(Extracts from a graphics dataset)
-.-.-

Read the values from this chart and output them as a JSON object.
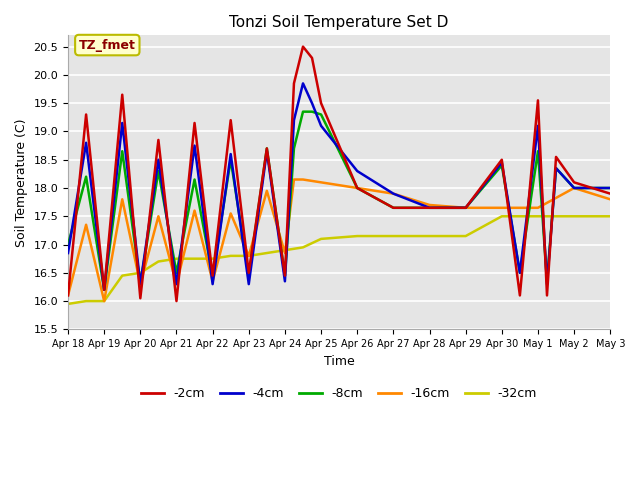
{
  "title": "Tonzi Soil Temperature Set D",
  "xlabel": "Time",
  "ylabel": "Soil Temperature (C)",
  "ylim": [
    15.5,
    20.7
  ],
  "background_color": "#e5e5e5",
  "annotation_text": "TZ_fmet",
  "annotation_bg": "#ffffcc",
  "annotation_border": "#bbbb00",
  "legend_entries": [
    "-2cm",
    "-4cm",
    "-8cm",
    "-16cm",
    "-32cm"
  ],
  "legend_colors": [
    "#cc0000",
    "#0000cc",
    "#00aa00",
    "#ff8800",
    "#cccc00"
  ],
  "xtick_labels": [
    "Apr 18",
    "Apr 19",
    "Apr 20",
    "Apr 21",
    "Apr 22",
    "Apr 23",
    "Apr 24",
    "Apr 25",
    "Apr 26",
    "Apr 27",
    "Apr 28",
    "Apr 29",
    "Apr 30",
    "May 1",
    "May 2",
    "May 3"
  ],
  "red_x": [
    0,
    0.5,
    1,
    1.5,
    2,
    2.5,
    3,
    3.5,
    4,
    4.5,
    5,
    5.5,
    6,
    6.25,
    6.5,
    6.75,
    7,
    8,
    9,
    10,
    11,
    12,
    12.5,
    13,
    13.25,
    13.5,
    14,
    14.5,
    15
  ],
  "red_y": [
    16.1,
    19.3,
    16.2,
    19.65,
    16.05,
    18.85,
    16.0,
    19.15,
    16.45,
    19.2,
    16.5,
    18.7,
    16.45,
    19.85,
    20.5,
    20.3,
    19.5,
    18.0,
    17.65,
    17.65,
    17.65,
    18.5,
    16.1,
    19.55,
    16.1,
    18.55,
    18.1,
    18.0,
    17.9
  ],
  "blue_x": [
    0,
    0.5,
    1,
    1.5,
    2,
    2.5,
    3,
    3.5,
    4,
    4.5,
    5,
    5.5,
    6,
    6.25,
    6.5,
    6.75,
    7,
    8,
    9,
    10,
    11,
    12,
    12.5,
    13,
    13.25,
    13.5,
    14,
    14.5,
    15
  ],
  "blue_y": [
    16.85,
    18.8,
    16.2,
    19.15,
    16.3,
    18.5,
    16.3,
    18.75,
    16.3,
    18.6,
    16.3,
    18.65,
    16.35,
    19.2,
    19.85,
    19.5,
    19.1,
    18.3,
    17.9,
    17.65,
    17.65,
    18.45,
    16.5,
    19.1,
    16.3,
    18.35,
    18.0,
    18.0,
    18.0
  ],
  "green_x": [
    0,
    0.5,
    1,
    1.5,
    2,
    2.5,
    3,
    3.5,
    4,
    4.5,
    5,
    5.5,
    6,
    6.25,
    6.5,
    6.75,
    7,
    8,
    9,
    10,
    11,
    12,
    12.5,
    13,
    13.25,
    13.5,
    14,
    14.5,
    15
  ],
  "green_y": [
    17.0,
    18.2,
    16.2,
    18.65,
    16.3,
    18.3,
    16.5,
    18.15,
    16.45,
    18.5,
    16.45,
    18.7,
    16.45,
    18.7,
    19.35,
    19.35,
    19.3,
    18.0,
    17.65,
    17.65,
    17.65,
    18.4,
    16.5,
    18.65,
    16.35,
    18.35,
    18.0,
    18.0,
    18.0
  ],
  "orange_x": [
    0,
    0.5,
    1,
    1.5,
    2,
    2.5,
    3,
    3.5,
    4,
    4.5,
    5,
    5.5,
    6,
    6.25,
    6.5,
    7,
    8,
    9,
    10,
    11,
    12,
    13,
    14,
    15
  ],
  "orange_y": [
    16.1,
    17.35,
    16.0,
    17.8,
    16.3,
    17.5,
    16.3,
    17.6,
    16.35,
    17.55,
    16.8,
    17.95,
    16.85,
    18.15,
    18.15,
    18.1,
    18.0,
    17.9,
    17.7,
    17.65,
    17.65,
    17.65,
    18.0,
    17.8
  ],
  "yellow_x": [
    0,
    0.5,
    1,
    1.5,
    2,
    2.5,
    3,
    3.5,
    4,
    4.5,
    5,
    5.5,
    6,
    6.5,
    7,
    8,
    9,
    10,
    11,
    12,
    13,
    14,
    15
  ],
  "yellow_y": [
    15.95,
    16.0,
    16.0,
    16.45,
    16.5,
    16.7,
    16.75,
    16.75,
    16.75,
    16.8,
    16.8,
    16.85,
    16.9,
    16.95,
    17.1,
    17.15,
    17.15,
    17.15,
    17.15,
    17.5,
    17.5,
    17.5,
    17.5
  ]
}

-.-.-

> EXERCISE: Exactly how many lines contain "Soil"? State the number and nothing else.

> RESPONSE TO THE TASK: 2